[Source records]

- - - - -

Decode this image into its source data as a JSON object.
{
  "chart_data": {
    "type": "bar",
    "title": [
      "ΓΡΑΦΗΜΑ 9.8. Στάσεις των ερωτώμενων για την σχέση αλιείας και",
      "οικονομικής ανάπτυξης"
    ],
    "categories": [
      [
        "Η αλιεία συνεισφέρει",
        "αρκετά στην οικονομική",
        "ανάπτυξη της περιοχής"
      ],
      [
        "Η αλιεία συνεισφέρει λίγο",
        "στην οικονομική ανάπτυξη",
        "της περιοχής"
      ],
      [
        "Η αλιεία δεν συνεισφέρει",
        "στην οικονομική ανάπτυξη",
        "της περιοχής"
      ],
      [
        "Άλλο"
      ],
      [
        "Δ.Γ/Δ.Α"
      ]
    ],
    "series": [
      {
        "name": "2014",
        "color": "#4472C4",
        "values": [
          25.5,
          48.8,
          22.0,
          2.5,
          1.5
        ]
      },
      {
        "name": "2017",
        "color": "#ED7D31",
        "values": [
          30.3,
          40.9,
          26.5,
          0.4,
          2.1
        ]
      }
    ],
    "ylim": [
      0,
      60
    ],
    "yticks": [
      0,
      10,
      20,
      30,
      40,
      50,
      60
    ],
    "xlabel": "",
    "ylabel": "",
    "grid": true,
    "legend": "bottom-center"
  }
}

- - - - -

- [REQUIREMENTS]
Without leaving anything out, give the entries again exactly.

- [FULL OUTPUT]
Decode this image into its source data as a JSON object.
{
  "chart_data": {
    "type": "bar",
    "title": [
      "ΓΡΑΦΗΜΑ 9.8. Στάσεις των ερωτώμενων για την σχέση αλιείας και",
      "οικονομικής ανάπτυξης"
    ],
    "categories": [
      [
        "Η αλιεία συνεισφέρει",
        "αρκετά στην οικονομική",
        "ανάπτυξη της περιοχής"
      ],
      [
        "Η αλιεία συνεισφέρει λίγο",
        "στην οικονομική ανάπτυξη",
        "της περιοχής"
      ],
      [
        "Η αλιεία δεν συνεισφέρει",
        "στην οικονομική ανάπτυξη",
        "της περιοχής"
      ],
      [
        "Άλλο"
      ],
      [
        "Δ.Γ/Δ.Α"
      ]
    ],
    "series": [
      {
        "name": "2014",
        "color": "#4472C4",
        "values": [
          25.5,
          48.8,
          22.0,
          2.5,
          1.5
        ]
      },
      {
        "name": "2017",
        "color": "#ED7D31",
        "values": [
          30.3,
          40.9,
          26.5,
          0.4,
          2.1
        ]
      }
    ],
    "ylim": [
      0,
      60
    ],
    "yticks": [
      0,
      10,
      20,
      30,
      40,
      50,
      60
    ],
    "xlabel": "",
    "ylabel": "",
    "grid": true,
    "legend": "bottom-center"
  }
}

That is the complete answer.